• [The task]: Count each line below that has "complete" anywhere in it. Answer with the total alone.
════════
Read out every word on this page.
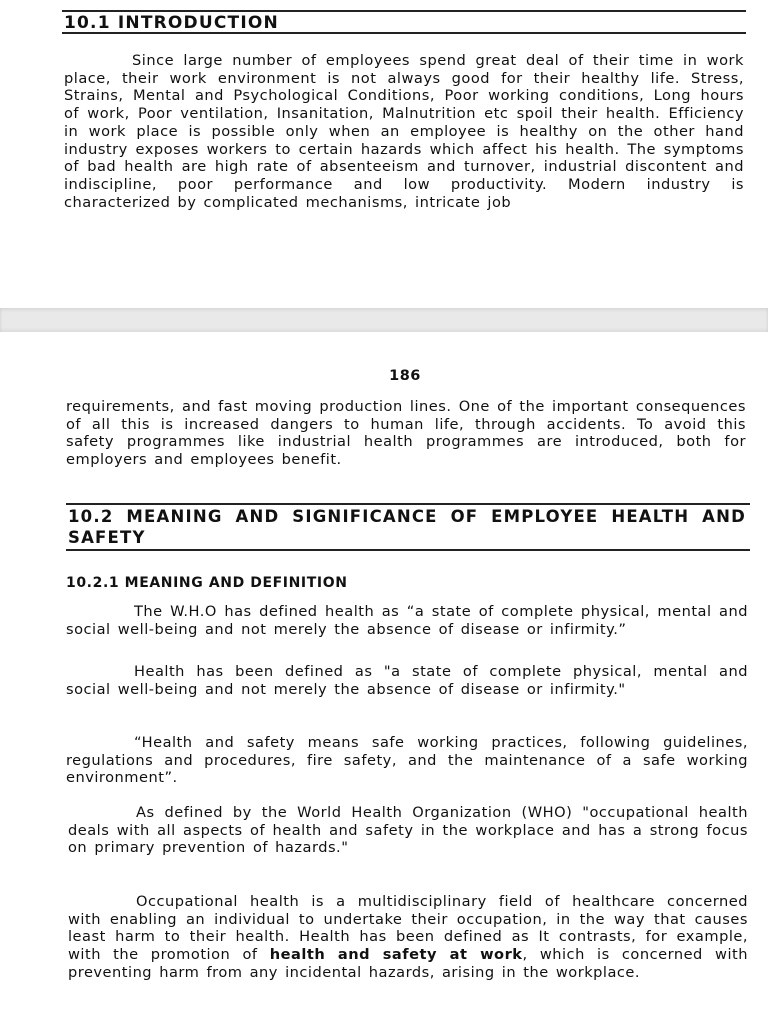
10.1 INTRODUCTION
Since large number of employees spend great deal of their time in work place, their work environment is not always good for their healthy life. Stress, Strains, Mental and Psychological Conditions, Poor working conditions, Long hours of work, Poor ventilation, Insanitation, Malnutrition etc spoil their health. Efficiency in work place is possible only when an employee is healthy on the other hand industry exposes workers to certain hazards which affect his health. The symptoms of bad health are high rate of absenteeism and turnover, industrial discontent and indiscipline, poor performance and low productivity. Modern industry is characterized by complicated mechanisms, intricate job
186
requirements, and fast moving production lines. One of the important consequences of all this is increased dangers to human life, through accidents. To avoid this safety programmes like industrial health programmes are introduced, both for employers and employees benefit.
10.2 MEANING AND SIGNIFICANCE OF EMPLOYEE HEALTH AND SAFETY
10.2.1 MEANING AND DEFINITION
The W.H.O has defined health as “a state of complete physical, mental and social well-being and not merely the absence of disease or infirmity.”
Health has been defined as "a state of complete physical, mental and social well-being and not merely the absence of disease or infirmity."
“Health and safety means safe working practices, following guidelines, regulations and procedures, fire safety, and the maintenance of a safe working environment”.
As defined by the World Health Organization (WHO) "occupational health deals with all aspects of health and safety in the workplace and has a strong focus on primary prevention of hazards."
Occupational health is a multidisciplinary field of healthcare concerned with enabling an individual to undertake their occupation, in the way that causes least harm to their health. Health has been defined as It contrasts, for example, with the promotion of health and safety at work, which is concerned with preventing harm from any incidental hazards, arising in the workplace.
════════
• [Exercise response]: 2